--- BEGIN ---

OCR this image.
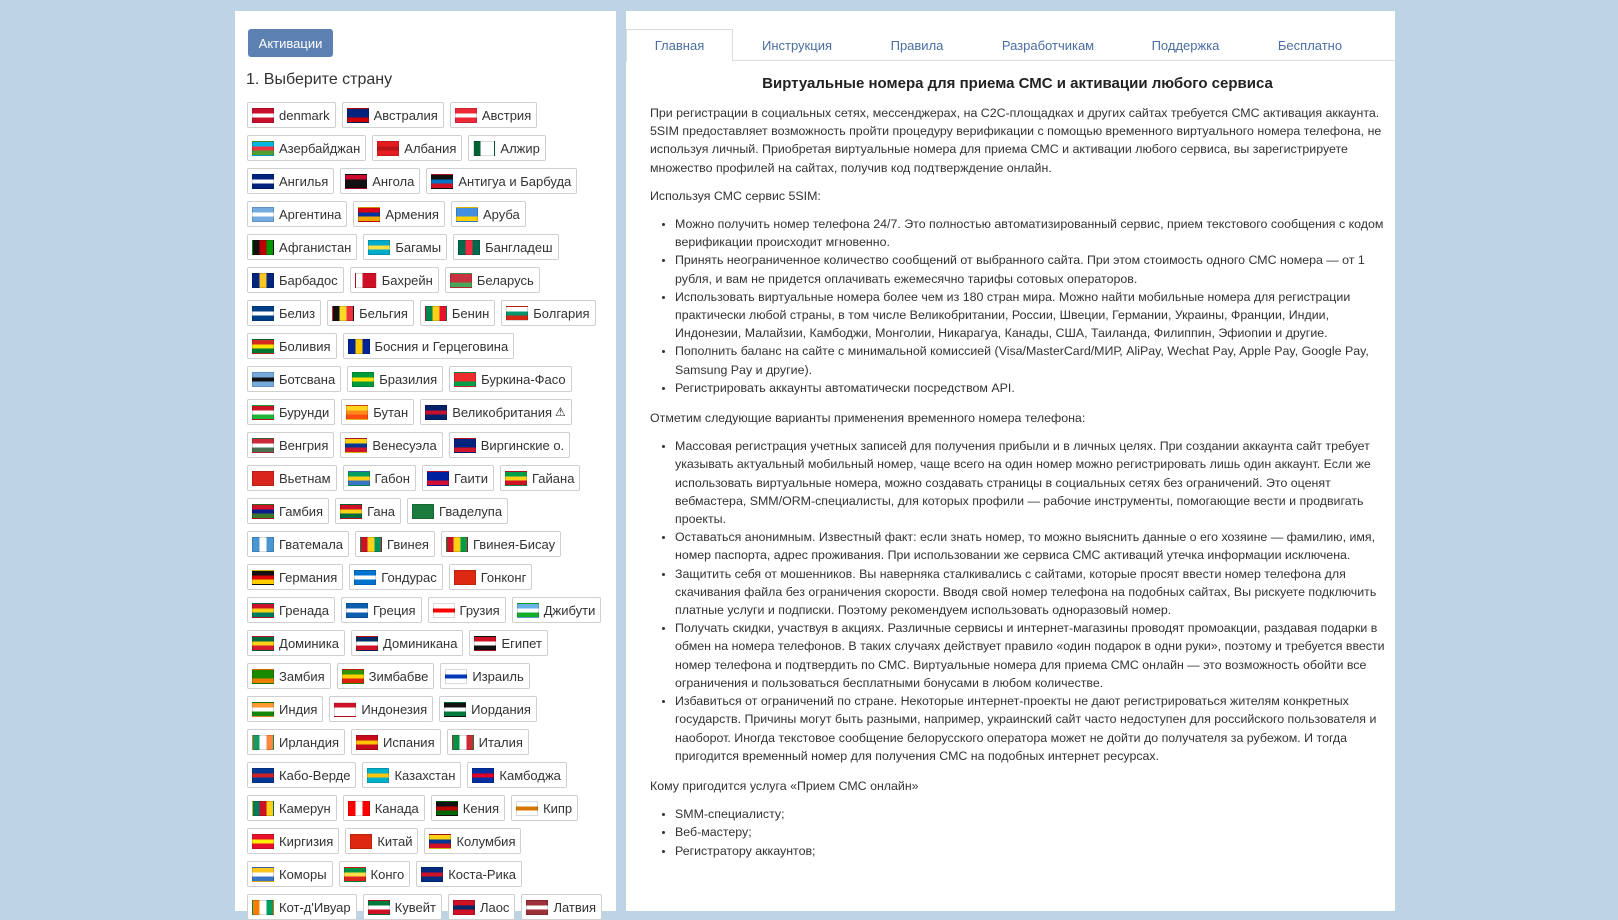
Активации
1. Выберите страну
denmark	Австралия	Австрия
Азербайджан	Албания	Алжир
Ангилья	Ангола	Антигуа и Барбуда
Аргентина	Армения	Аруба
Афганистан	Багамы	Бангладеш
Барбадос	Бахрейн	Беларусь
Белиз	Бельгия	Бенин	Болгария
Боливия	Босния и Герцеговина
Ботсвана	Бразилия	Буркина-Фасо
Бурунди	Бутан	Великобритания ⚠
Венгрия	Венесуэла	Виргинские о.
Вьетнам	Габон	Гаити	Гайана
Гамбия	Гана	Гваделупа
Гватемала	Гвинея	Гвинея-Бисау
Германия	Гондурас	Гонконг
Гренада	Греция	Грузия	Джибути
Доминика	Доминикана	Египет
Замбия	Зимбабве	Израиль
Индия	Индонезия	Иордания
Ирландия	Испания	Италия
Кабо-Верде	Казахстан	Камбоджа
Камерун	Канада	Кения	Кипр
Киргизия	Китай	Колумбия
Коморы	Конго	Коста-Рика
Кот-д'Ивуар	Кувейт	Лаос	Латвия
Главная	Инструкция	Правила	Разработчикам	Поддержка	Бесплатно
Виртуальные номера для приема СМС и активации любого сервиса

При регистрации в социальных сетях, мессенджерах, на C2C-площадках и других сайтах требуется СМС активация аккаунта. 5SIM предоставляет возможность пройти процедуру верификации с помощью временного виртуального номера телефона, не используя личный. Приобретая виртуальные номера для приема СМС и активации любого сервиса, вы зарегистрируете множество профилей на сайтах, получив код подтверждение онлайн.

Используя СМС сервис 5SIM:

• Можно получить номер телефона 24/7. Это полностью автоматизированный сервис, прием текстового сообщения с кодом верификации происходит мгновенно.
• Принять неограниченное количество сообщений от выбранного сайта. При этом стоимость одного СМС номера — от 1 рубля, и вам не придется оплачивать ежемесячно тарифы сотовых операторов.
• Использовать виртуальные номера более чем из 180 стран мира. Можно найти мобильные номера для регистрации практически любой страны, в том числе Великобритании, России, Швеции, Германии, Украины, Франции, Индии, Индонезии, Малайзии, Камбоджи, Монголии, Никарагуа, Канады, США, Таиланда, Филиппин, Эфиопии и другие.
• Пополнить баланс на сайте с минимальной комиссией (Visa/MasterCard/МИР, AliPay, Wechat Pay, Apple Pay, Google Pay, Samsung Pay и другие).
• Регистрировать аккаунты автоматически посредством API.

Отметим следующие варианты применения временного номера телефона:

• Массовая регистрация учетных записей для получения прибыли и в личных целях. При создании аккаунта сайт требует указывать актуальный мобильный номер, чаще всего на один номер можно регистрировать лишь один аккаунт. Если же использовать виртуальные номера, можно создавать страницы в социальных сетях без ограничений. Это оценят вебмастера, SMM/ORM-специалисты, для которых профили — рабочие инструменты, помогающие вести и продвигать проекты.
• Оставаться анонимным. Известный факт: если знать номер, то можно выяснить данные о его хозяине — фамилию, имя, номер паспорта, адрес проживания. При использовании же сервиса СМС активаций утечка информации исключена.
• Защитить себя от мошенников. Вы наверняка сталкивались с сайтами, которые просят ввести номер телефона для скачивания файла без ограничения скорости. Вводя свой номер телефона на подобных сайтах, Вы рискуете подключить платные услуги и подписки. Поэтому рекомендуем использовать одноразовый номер.
• Получать скидки, участвуя в акциях. Различные сервисы и интернет-магазины проводят промоакции, раздавая подарки в обмен на номера телефонов. В таких случаях действует правило «один подарок в одни руки», поэтому и требуется ввести номер телефона и подтвердить по СМС. Виртуальные номера для приема СМС онлайн — это возможность обойти все ограничения и пользоваться бесплатными бонусами в любом количестве.
• Избавиться от ограничений по стране. Некоторые интернет-проекты не дают регистрироваться жителям конкретных государств. Причины могут быть разными, например, украинский сайт часто недоступен для российского пользователя и наоборот. Иногда текстовое сообщение белорусского оператора может не дойти до получателя за рубежом. И тогда пригодится временный номер для получения СМС на подобных интернет ресурсах.

Кому пригодится услуга «Прием СМС онлайн»

• SMM-специалисту;
• Веб-мастеру;
• Регистратору аккаунтов;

--- END ---

* [EXERCISE DESCRIPTION] Where a line in the entries holds "сайтах", copy that line.

* [WRITTEN RESPONSE]
При регистрации в социальных сетях, мессенджерах, на C2C-площадках и других сайтах требуется СМС активация аккаунта. 5SIM предоставляет возможность пройти процедуру верификации с помощью временного виртуального номера телефона, не используя личный. Приобретая виртуальные номера для приема СМС и активации любого сервиса, вы зарегистрируете множество профилей на сайтах, получив код подтверждение онлайн.
• Защитить себя от мошенников. Вы наверняка сталкивались с сайтами, которые просят ввести номер телефона для скачивания файла без ограничения скорости. Вводя свой номер телефона на подобных сайтах, Вы рискуете подключить платные услуги и подписки. Поэтому рекомендуем использовать одноразовый номер.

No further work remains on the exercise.